--- start INFORMATION SUPPLIED ---

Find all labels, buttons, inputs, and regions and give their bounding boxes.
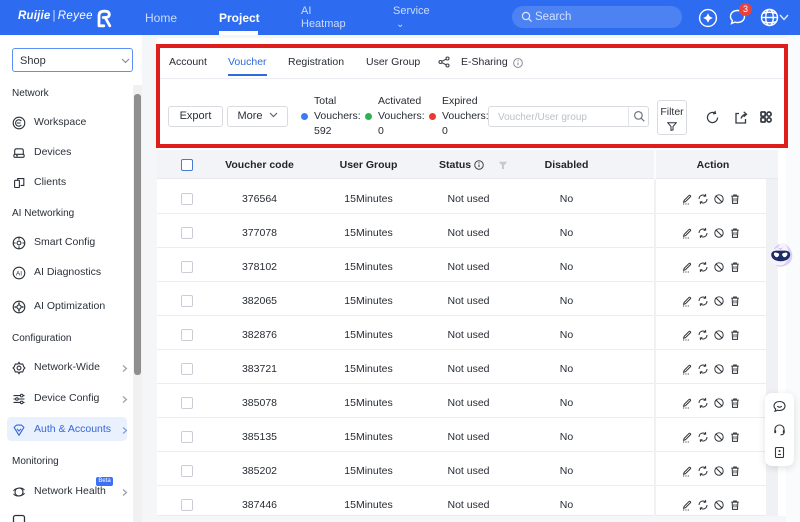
svg-text:AI: AI	[16, 270, 22, 277]
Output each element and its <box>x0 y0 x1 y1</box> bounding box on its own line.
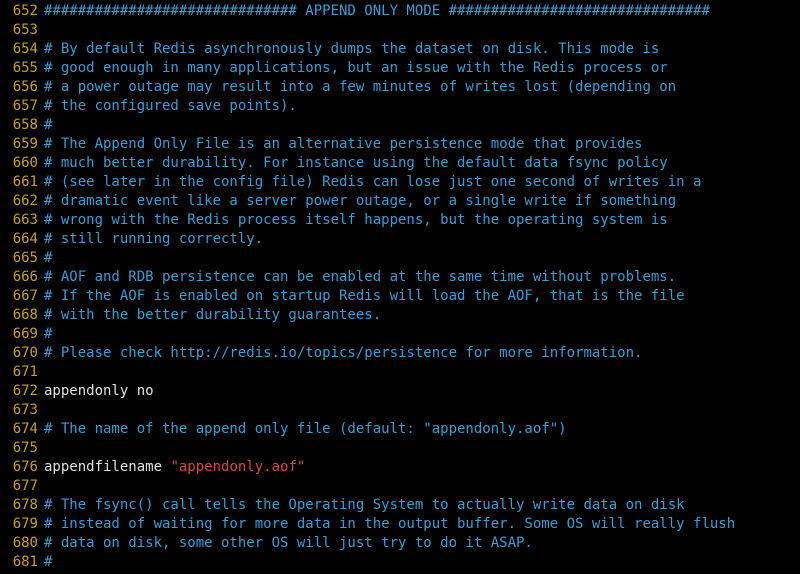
token-comment: # a power outage may result into a few m… <box>44 79 676 95</box>
line-number: 673 <box>0 401 38 420</box>
code-line[interactable]: # The fsync() call tells the Operating S… <box>44 496 800 515</box>
code-line[interactable]: # wrong with the Redis process itself ha… <box>44 211 800 230</box>
code-line[interactable] <box>44 363 800 382</box>
line-number: 660 <box>0 154 38 173</box>
token-comment: # The name of the append only file (defa… <box>44 421 567 437</box>
line-number: 675 <box>0 439 38 458</box>
code-line[interactable]: # <box>44 249 800 268</box>
token-comment: # <box>44 117 52 133</box>
line-number: 671 <box>0 363 38 382</box>
token-comment: # still running correctly. <box>44 231 263 247</box>
line-number: 654 <box>0 40 38 59</box>
code-line[interactable]: # much better durability. For instance u… <box>44 154 800 173</box>
line-number: 663 <box>0 211 38 230</box>
code-line[interactable]: # <box>44 553 800 572</box>
line-number: 669 <box>0 325 38 344</box>
code-line[interactable]: # <box>44 116 800 135</box>
line-number: 659 <box>0 135 38 154</box>
code-line[interactable]: # The name of the append only file (defa… <box>44 420 800 439</box>
token-comment: # wrong with the Redis process itself ha… <box>44 212 668 228</box>
code-line[interactable]: # By default Redis asynchronously dumps … <box>44 40 800 59</box>
code-line[interactable] <box>44 439 800 458</box>
line-number: 676 <box>0 458 38 477</box>
line-number: 674 <box>0 420 38 439</box>
line-number: 681 <box>0 553 38 572</box>
token-comment: # much better durability. For instance u… <box>44 155 668 171</box>
line-number: 679 <box>0 515 38 534</box>
line-number: 672 <box>0 382 38 401</box>
code-line[interactable]: # <box>44 325 800 344</box>
code-line[interactable]: appendfilename "appendonly.aof" <box>44 458 800 477</box>
line-number: 666 <box>0 268 38 287</box>
token-string: "appendonly.aof" <box>170 459 305 475</box>
code-line[interactable]: # (see later in the config file) Redis c… <box>44 173 800 192</box>
code-line[interactable]: # data on disk, some other OS will just … <box>44 534 800 553</box>
line-number: 656 <box>0 78 38 97</box>
token-comment: # If the AOF is enabled on startup Redis… <box>44 288 685 304</box>
token-comment: # The fsync() call tells the Operating S… <box>44 497 685 513</box>
code-line[interactable]: # The Append Only File is an alternative… <box>44 135 800 154</box>
token-plain: appendonly no <box>44 383 154 399</box>
token-comment: # data on disk, some other OS will just … <box>44 535 533 551</box>
token-comment: # The Append Only File is an alternative… <box>44 136 642 152</box>
token-comment: # <box>44 326 52 342</box>
code-line[interactable]: # with the better durability guarantees. <box>44 306 800 325</box>
line-number: 664 <box>0 230 38 249</box>
code-line[interactable]: # Please check http://redis.io/topics/pe… <box>44 344 800 363</box>
line-number: 667 <box>0 287 38 306</box>
token-comment: # Please check http://redis.io/topics/pe… <box>44 345 642 361</box>
code-line[interactable]: ############################## APPEND ON… <box>44 2 800 21</box>
token-comment: # AOF and RDB persistence can be enabled… <box>44 269 676 285</box>
code-area[interactable]: ############################## APPEND ON… <box>44 2 800 572</box>
code-line[interactable]: # If the AOF is enabled on startup Redis… <box>44 287 800 306</box>
line-number: 658 <box>0 116 38 135</box>
token-plain: appendfilename <box>44 459 170 475</box>
token-comment: # instead of waiting for more data in th… <box>44 516 735 532</box>
line-number-gutter: 6526536546556566576586596606616626636646… <box>0 2 44 572</box>
line-number: 653 <box>0 21 38 40</box>
token-comment: # dramatic event like a server power out… <box>44 193 676 209</box>
code-line[interactable]: # good enough in many applications, but … <box>44 59 800 78</box>
line-number: 662 <box>0 192 38 211</box>
token-comment: # <box>44 554 52 570</box>
code-line[interactable] <box>44 21 800 40</box>
token-comment: # with the better durability guarantees. <box>44 307 381 323</box>
code-editor[interactable]: 6526536546556566576586596606616626636646… <box>0 0 800 572</box>
code-line[interactable]: appendonly no <box>44 382 800 401</box>
token-comment: # <box>44 250 52 266</box>
token-comment: # By default Redis asynchronously dumps … <box>44 41 659 57</box>
line-number: 670 <box>0 344 38 363</box>
code-line[interactable]: # AOF and RDB persistence can be enabled… <box>44 268 800 287</box>
token-comment: # (see later in the config file) Redis c… <box>44 174 701 190</box>
line-number: 652 <box>0 2 38 21</box>
token-comment: # the configured save points). <box>44 98 297 114</box>
code-line[interactable] <box>44 477 800 496</box>
code-line[interactable]: # a power outage may result into a few m… <box>44 78 800 97</box>
line-number: 661 <box>0 173 38 192</box>
line-number: 680 <box>0 534 38 553</box>
code-line[interactable]: # dramatic event like a server power out… <box>44 192 800 211</box>
token-comment: # good enough in many applications, but … <box>44 60 668 76</box>
line-number: 668 <box>0 306 38 325</box>
line-number: 677 <box>0 477 38 496</box>
code-line[interactable]: # the configured save points). <box>44 97 800 116</box>
code-line[interactable]: # still running correctly. <box>44 230 800 249</box>
line-number: 678 <box>0 496 38 515</box>
token-comment: ############################## APPEND ON… <box>44 3 710 19</box>
code-line[interactable] <box>44 401 800 420</box>
line-number: 665 <box>0 249 38 268</box>
code-line[interactable]: # instead of waiting for more data in th… <box>44 515 800 534</box>
line-number: 657 <box>0 97 38 116</box>
line-number: 655 <box>0 59 38 78</box>
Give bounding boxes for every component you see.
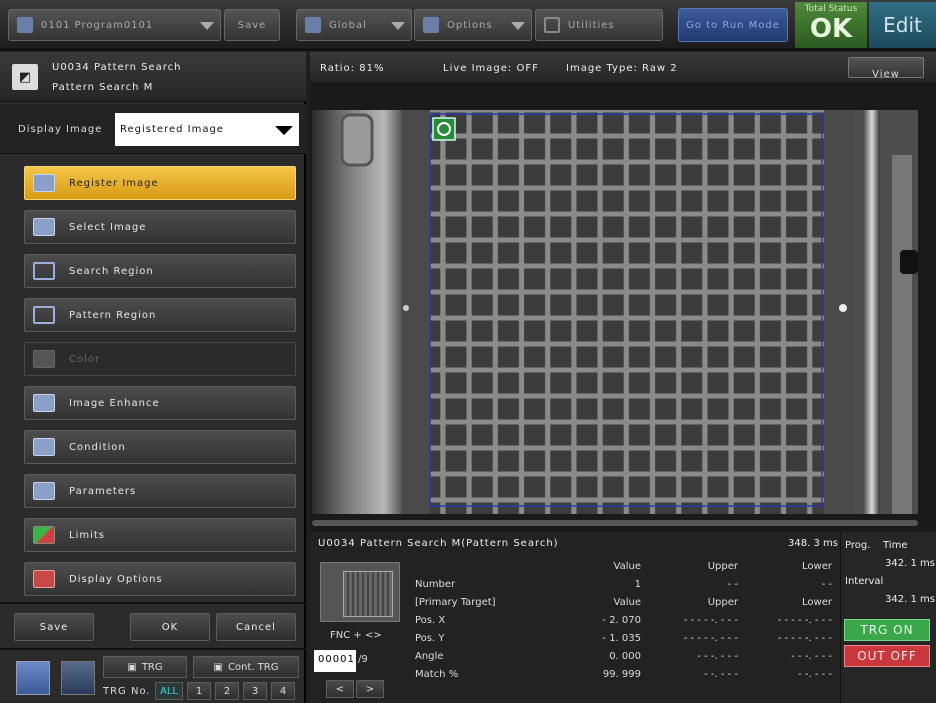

--- end INFORMATION SUPPLIED ---

Output every line of the data above as a JSON list of strings, one string per line, with blank lines dropped and the pictures left out.

[
  "Find all labels, buttons, inputs, and regions and give their bounding boxes.",
  "svg-text:AI: AI\t[16, 270, 22, 277]",
  "Output each element and its <box>x0 y0 x1 y1</box> bounding box on its own line.",
  "token-comment: # a power outage may result into a few m… <box>44 79 676 95</box>",
  "line-number: 673 <box>0 401 38 420</box>",
  "code-line[interactable]: # The fsync() call tells the Operating S… <box>44 496 800 515</box>",
  "code-line[interactable]: # wrong with the Redis process itself ha… <box>44 211 800 230</box>",
  "code-line[interactable] <box>44 363 800 382</box>",
  "line-number: 660 <box>0 154 38 173</box>",
  "token-comment: # The name of the append only file (defa… <box>44 421 567 437</box>",
  "line-number: 675 <box>0 439 38 458</box>",
  "code-line[interactable]: # <box>44 249 800 268</box>",
  "token-comment: # <box>44 117 52 133</box>",
  "line-number: 671 <box>0 363 38 382</box>",
  "token-comment: # still running correctly. <box>44 231 263 247</box>",
  "line-number: 654 <box>0 40 38 59</box>",
  "code-line[interactable]: # much better durability. For instance u… <box>44 154 800 173</box>",
  "line-number: 663 <box>0 211 38 230</box>",
  "code-line[interactable]: # <box>44 553 800 572</box>",
  "line-number: 669 <box>0 325 38 344</box>",
  "code-line[interactable]: # <box>44 116 800 135</box>",
  "line-number: 659 <box>0 135 38 154</box>",
  "code-line[interactable]: # The name of the append only file (defa… <box>44 420 800 439</box>",
  "token-comment: # wrong with the Redis process itself ha… <box>44 212 668 228</box>",
  "code-line[interactable]: # By default Redis asynchronously dumps … <box>44 40 800 59</box>",
  "code-line[interactable] <box>44 439 800 458</box>",
  "line-number: 676 <box>0 458 38 477</box>",
  "line-number: 674 <box>0 420 38 439</box>",
  "line-number: 681 <box>0 553 38 572</box>",
  "token-comment: # much better durability. For instance u… <box>44 155 668 171</box>",
  "line-number: 679 <box>0 515 38 534</box>",
  "line-number: 672 <box>0 382 38 401</box>",
  "code-line[interactable]: # <box>44 325 800 344</box>",
  "code-line[interactable]: appendfilename \"appendonly.aof\" <box>44 458 800 477</box>",
  "line-number: 666 <box>0 268 38 287</box>",
  "token-string: \"appendonly.aof\" <box>170 459 305 475</box>",
  "code-line[interactable]: # (see later in the config file) Redis c… <box>44 173 800 192</box>",
  "code-line[interactable]: # data on disk, some other OS will just … <box>44 534 800 553</box>",
  "line-number: 656 <box>0 78 38 97</box>",
  "token-comment: # If the AOF is enabled on startup Redis… <box>44 288 685 304</box>",
  "token-comment: # The fsync() call tells the Operating S… <box>44 497 685 513</box>",
  "code-line[interactable]: # The Append Only File is an alternative… <box>44 135 800 154</box>",
  "token-plain: appendonly no <box>44 383 154 399</box>",
  "token-comment: # data on disk, some other OS will just … <box>44 535 533 551</box>",
  "token-comment: # The Append Only File is an alternative… <box>44 136 642 152</box>",
  "token-comment: # <box>44 326 52 342</box>",
  "code-line[interactable]: # with the better durability guarantees. <box>44 306 800 325</box>",
  "line-number: 664 <box>0 230 38 249</box>",
  "code-line[interactable]: # Please check http://redis.io/topics/pe… <box>44 344 800 363</box>",
  "line-number: 667 <box>0 287 38 306</box>",
  "token-comment: # Please check http://redis.io/topics/pe… <box>44 345 642 361</box>",
  "code-line[interactable]: ############################## APPEND ON… <box>44 2 800 21</box>",
  "token-comment: # AOF and RDB persistence can be enabled… <box>44 269 676 285</box>",
  "code-area[interactable]: ############################## APPEND ON… <box>44 2 800 572</box>",
  "code-line[interactable]: # If the AOF is enabled on startup Redis… <box>44 287 800 306</box>",
  "line-number: 658 <box>0 116 38 135</box>",
  "token-plain: appendfilename <box>44 459 170 475</box>",
  "token-comment: # instead of waiting for more data in th… <box>44 516 735 532</box>",
  "line-number-gutter: 6526536546556566576586596606616626636646… <box>0 2 44 572</box>",
  "line-number: 653 <box>0 21 38 40</box>",
  "token-comment: # dramatic event like a server power out… <box>44 193 676 209</box>",
  "code-line[interactable]: # good enough in many applications, but … <box>44 59 800 78</box>",
  "line-number: 662 <box>0 192 38 211</box>",
  "token-comment: # <box>44 554 52 570</box>",
  "code-line[interactable] <box>44 21 800 40</box>",
  "token-comment: # with the better durability guarantees. <box>44 307 381 323</box>",
  "code-editor[interactable]: 6526536546556566576586596606616626636646… <box>0 0 800 572</box>",
  "code-line[interactable]: appendonly no <box>44 382 800 401</box>",
  "token-comment: # <box>44 250 52 266</box>",
  "token-comment: # By default Redis asynchronously dumps … <box>44 41 659 57</box>",
  "line-number: 670 <box>0 344 38 363</box>",
  "code-line[interactable]: # AOF and RDB persistence can be enabled… <box>44 268 800 287</box>",
  "token-comment: # (see later in the config file) Redis c… <box>44 174 701 190</box>",
  "line-number: 652 <box>0 2 38 21</box>",
  "token-comment: # the configured save points). <box>44 98 297 114</box>",
  "code-line[interactable] <box>44 477 800 496</box>",
  "code-line[interactable]: # a power outage may result into a few m… <box>44 78 800 97</box>",
  "line-number: 661 <box>0 173 38 192</box>",
  "line-number: 680 <box>0 534 38 553</box>",
  "code-line[interactable]: # dramatic event like a server power out… <box>44 192 800 211</box>",
  "token-comment: # good enough in many applications, but … <box>44 60 668 76</box>",
  "line-number: 668 <box>0 306 38 325</box>",
  "line-number: 677 <box>0 477 38 496</box>",
  "code-line[interactable]: # the configured save points). <box>44 97 800 116</box>",
  "code-line[interactable]: # still running correctly. <box>44 230 800 249</box>",
  "line-number: 678 <box>0 496 38 515</box>",
  "token-comment: ############################## APPEND ON… <box>44 3 710 19</box>",
  "code-line[interactable] <box>44 401 800 420</box>",
  "line-number: 665 <box>0 249 38 268</box>",
  "code-line[interactable]: # instead of waiting for more data in th… <box>44 515 800 534</box>",
  "line-number: 657 <box>0 97 38 116</box>",
  "line-number: 655 <box>0 59 38 78</box>",
  "Give bounding boxes for every component you see."
]